**THE EXERCISE**
State the number of lines that include the string "EURUSD", and write nothing else.

— Start —

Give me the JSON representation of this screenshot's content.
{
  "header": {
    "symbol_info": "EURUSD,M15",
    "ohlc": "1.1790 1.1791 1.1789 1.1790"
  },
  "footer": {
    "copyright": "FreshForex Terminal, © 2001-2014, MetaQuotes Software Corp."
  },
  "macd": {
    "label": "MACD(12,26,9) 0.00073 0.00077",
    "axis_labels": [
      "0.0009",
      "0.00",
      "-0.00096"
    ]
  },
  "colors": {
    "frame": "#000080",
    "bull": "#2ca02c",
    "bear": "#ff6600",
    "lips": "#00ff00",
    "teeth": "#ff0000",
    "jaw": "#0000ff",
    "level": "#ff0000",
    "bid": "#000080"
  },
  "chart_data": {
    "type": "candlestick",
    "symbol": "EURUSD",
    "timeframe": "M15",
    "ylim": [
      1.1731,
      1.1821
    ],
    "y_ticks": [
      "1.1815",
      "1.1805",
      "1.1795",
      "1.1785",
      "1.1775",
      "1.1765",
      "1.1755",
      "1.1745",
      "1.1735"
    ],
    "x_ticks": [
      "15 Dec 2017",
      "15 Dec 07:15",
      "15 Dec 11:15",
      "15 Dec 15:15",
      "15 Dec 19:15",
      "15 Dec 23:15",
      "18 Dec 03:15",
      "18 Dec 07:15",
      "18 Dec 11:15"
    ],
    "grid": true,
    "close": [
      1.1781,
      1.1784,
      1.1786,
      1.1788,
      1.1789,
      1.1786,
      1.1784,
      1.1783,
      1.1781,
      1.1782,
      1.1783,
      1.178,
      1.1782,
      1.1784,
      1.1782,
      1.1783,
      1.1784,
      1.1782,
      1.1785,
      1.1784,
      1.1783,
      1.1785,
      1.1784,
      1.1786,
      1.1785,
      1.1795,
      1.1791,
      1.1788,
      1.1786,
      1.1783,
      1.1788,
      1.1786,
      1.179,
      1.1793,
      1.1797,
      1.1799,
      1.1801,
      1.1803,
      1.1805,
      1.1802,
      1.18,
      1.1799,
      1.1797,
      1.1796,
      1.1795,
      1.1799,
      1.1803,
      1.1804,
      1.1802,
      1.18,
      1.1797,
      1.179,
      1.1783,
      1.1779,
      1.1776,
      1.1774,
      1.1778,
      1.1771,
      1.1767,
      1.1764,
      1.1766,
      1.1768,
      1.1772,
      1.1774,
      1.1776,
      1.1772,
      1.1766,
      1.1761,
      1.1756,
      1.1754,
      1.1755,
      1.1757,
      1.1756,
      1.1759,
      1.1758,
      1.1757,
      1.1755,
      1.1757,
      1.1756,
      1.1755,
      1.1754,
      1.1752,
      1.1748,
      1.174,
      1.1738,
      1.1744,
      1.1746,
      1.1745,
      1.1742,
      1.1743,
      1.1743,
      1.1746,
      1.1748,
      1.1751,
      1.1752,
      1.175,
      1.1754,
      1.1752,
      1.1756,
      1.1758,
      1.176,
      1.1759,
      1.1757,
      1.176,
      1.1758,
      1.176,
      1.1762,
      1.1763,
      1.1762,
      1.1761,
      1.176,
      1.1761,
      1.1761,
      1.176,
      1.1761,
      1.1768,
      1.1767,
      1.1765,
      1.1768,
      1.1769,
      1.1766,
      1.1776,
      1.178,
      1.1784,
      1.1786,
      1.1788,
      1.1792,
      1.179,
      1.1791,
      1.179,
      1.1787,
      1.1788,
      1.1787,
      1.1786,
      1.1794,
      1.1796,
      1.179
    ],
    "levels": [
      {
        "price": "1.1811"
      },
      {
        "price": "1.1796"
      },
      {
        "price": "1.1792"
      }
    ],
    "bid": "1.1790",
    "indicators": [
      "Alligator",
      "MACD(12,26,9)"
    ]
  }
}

— End —

**THE OUTPUT**
2